READING TEXT:

####

Sunday, 25 August 2013

So many links, so little time

I don't make enough time to share some thought on this blog. Weeks rush by with meetings, classes and late night reading of students' chapters 2 and 3 (they want to submit dissertations in November!). I do however have a few things to share.

The first came too late for my ESSA papers. Branco Malanovic (@BrancoMilan) tweeted a nice disclaimer that I could have used: All calculations are preliminary. All regressions are suggestive and show correlations, do not imply causation. And then he went on: Conclusions are provisory & not endorsed by the authors. Actually, the paper does not exist and was never written.

I have speculated a fair bit about why we need to upload full papers for this year's conference. I does not seem like they will be reviewed. Is there an oversupply of papers? Is the programme overbooked? Are the organisers prepared to turn away colleagues who have paid the registration fee and then have empty slots in the programme, or will they reorganise it into a shorter conference? Is the idea that having full papers available can give attendees a better idea of what they want to listen to before arriving in Bloem? I can see why full papers are required at something like CSAE, but I am underestimating ESSA? Could the whole thing be part of someone's research into papers and publications in SA economics and we are now part of the sample?

But anyway, other interesting links include this one to the Top 200 influential Economics blogs. There are some fun choices of names. By the way, Marginal Revolution blog celebrated 10 years this week. Someone congratulated Cowen and Tabarrok for blogging like they have never heard of opportunity cost!

On the subject of social media, David Roberts had a good post about why he is taking a year off from Grist. Burning out in the blogosphere is a real danger: "I spend each day responding to an incoming torrent of tweets and emails. I file, I bookmark, I link, I forward, I snark and snark and snark. All day long".

Finally, I found a nice MOOC article: MOOCs and beyond: The revolution to come. It gives a good summary of the brief history of MOOCs, the main players, the issues in the US. It makes a number of good points about the nature of this sea-change or revolution:

In the first instance, it is helpful to see this change not just as a new technology for delivering teaching to large numbers of students. It is really more a wider set of socio-technological changes that might be better explained within a theory of postindustrial education focusing on social media as the new culture.

####

RECORDS SUPPLIED:
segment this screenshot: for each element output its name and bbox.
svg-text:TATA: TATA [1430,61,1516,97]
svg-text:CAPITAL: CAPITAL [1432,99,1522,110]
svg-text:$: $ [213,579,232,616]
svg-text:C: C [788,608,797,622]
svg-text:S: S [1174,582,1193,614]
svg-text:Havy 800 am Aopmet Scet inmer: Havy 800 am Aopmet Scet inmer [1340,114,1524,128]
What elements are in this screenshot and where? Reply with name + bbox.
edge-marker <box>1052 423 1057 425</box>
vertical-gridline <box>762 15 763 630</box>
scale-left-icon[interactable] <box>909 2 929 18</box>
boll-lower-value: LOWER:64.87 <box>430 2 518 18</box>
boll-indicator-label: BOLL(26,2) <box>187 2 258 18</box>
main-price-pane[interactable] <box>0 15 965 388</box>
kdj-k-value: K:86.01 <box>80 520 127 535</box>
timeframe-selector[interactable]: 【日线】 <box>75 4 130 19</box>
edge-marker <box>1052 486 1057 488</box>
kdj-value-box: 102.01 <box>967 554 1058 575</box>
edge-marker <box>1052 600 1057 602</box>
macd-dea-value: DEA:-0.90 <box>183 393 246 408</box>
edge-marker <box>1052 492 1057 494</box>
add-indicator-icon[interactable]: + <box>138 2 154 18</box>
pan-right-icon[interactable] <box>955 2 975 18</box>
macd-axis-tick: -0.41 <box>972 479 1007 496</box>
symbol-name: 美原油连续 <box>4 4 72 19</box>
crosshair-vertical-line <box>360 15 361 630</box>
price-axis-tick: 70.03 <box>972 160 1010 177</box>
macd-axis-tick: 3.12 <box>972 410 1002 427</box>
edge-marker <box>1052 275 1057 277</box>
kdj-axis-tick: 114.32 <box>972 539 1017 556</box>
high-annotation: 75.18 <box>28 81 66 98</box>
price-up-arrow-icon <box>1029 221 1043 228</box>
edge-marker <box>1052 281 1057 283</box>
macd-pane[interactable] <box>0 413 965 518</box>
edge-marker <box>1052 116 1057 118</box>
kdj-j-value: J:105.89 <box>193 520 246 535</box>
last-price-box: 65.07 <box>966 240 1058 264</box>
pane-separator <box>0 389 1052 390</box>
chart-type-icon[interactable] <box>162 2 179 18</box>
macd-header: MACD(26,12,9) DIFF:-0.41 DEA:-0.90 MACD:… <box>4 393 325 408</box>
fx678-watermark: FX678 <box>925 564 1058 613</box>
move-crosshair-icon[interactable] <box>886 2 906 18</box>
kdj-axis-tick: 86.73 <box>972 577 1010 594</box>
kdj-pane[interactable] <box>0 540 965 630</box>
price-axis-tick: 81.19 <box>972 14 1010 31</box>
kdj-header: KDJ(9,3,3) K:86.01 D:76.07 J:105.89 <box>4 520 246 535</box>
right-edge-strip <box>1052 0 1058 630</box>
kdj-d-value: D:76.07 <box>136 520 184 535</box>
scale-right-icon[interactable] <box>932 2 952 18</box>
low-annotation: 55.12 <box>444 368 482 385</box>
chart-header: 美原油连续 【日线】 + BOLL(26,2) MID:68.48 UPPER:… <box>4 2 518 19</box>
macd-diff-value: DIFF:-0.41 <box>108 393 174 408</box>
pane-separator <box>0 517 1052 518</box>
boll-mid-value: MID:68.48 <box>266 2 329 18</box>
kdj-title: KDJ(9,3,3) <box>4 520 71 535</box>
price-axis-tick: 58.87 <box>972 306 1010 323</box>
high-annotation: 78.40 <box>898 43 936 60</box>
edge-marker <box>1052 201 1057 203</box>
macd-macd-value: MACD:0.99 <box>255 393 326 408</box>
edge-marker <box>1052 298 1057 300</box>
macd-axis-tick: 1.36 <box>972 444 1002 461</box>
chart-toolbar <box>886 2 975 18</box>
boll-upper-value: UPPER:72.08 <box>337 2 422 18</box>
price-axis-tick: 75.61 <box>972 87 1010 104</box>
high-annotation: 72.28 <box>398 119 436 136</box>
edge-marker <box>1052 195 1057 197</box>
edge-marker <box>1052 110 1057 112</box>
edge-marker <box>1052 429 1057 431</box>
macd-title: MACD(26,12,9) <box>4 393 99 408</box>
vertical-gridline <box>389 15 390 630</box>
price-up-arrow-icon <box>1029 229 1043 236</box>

####

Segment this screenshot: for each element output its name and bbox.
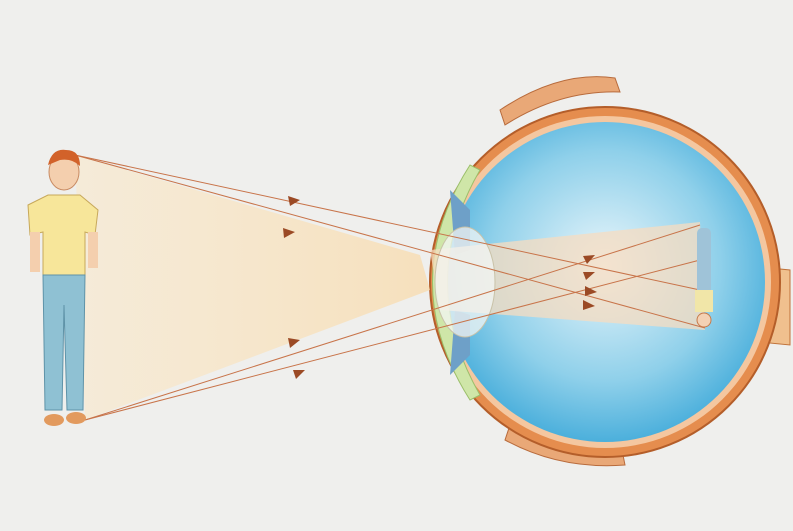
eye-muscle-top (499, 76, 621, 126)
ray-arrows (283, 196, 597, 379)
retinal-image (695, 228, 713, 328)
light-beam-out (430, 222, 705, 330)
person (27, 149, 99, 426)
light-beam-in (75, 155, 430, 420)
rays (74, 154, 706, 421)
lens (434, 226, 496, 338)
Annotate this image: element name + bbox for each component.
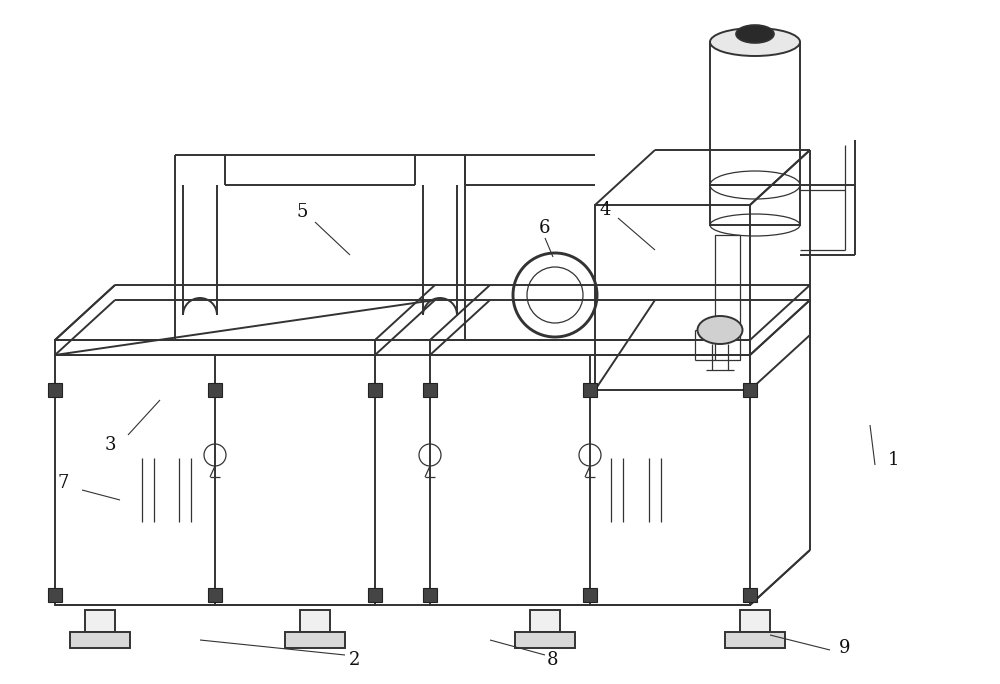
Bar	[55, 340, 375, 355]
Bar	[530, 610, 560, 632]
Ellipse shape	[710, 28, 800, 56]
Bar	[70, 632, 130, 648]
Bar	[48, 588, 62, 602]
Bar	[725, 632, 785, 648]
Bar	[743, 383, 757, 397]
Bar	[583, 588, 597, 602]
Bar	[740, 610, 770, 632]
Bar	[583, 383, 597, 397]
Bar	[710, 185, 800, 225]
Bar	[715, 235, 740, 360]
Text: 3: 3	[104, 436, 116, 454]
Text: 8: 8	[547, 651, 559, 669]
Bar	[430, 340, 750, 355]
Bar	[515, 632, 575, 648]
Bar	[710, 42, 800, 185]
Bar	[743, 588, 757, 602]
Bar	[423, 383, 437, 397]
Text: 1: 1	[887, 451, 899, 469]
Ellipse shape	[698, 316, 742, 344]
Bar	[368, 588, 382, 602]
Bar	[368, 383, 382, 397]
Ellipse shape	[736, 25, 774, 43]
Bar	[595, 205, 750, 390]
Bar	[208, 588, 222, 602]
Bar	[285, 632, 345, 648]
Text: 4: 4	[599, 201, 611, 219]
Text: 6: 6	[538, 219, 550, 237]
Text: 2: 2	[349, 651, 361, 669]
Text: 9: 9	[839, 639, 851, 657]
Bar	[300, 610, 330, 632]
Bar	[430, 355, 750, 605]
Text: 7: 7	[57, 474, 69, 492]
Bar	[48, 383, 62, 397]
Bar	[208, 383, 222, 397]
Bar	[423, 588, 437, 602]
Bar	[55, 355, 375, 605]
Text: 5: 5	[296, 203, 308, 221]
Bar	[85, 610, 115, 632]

####

YOUR TASK: Copy the blog post from "But anyway, other" through "of opportunity cost!", changing "opportunity cost" to "diminishing returns".

SOLUTION BELOW:
But anyway, other interesting links include this one to the Top 200 influential Economics blogs. There are some fun choices of names. By the way, Marginal Revolution blog celebrated 10 years this week. Someone congratulated Cowen and Tabarrok for blogging like they have never heard of diminishing returns!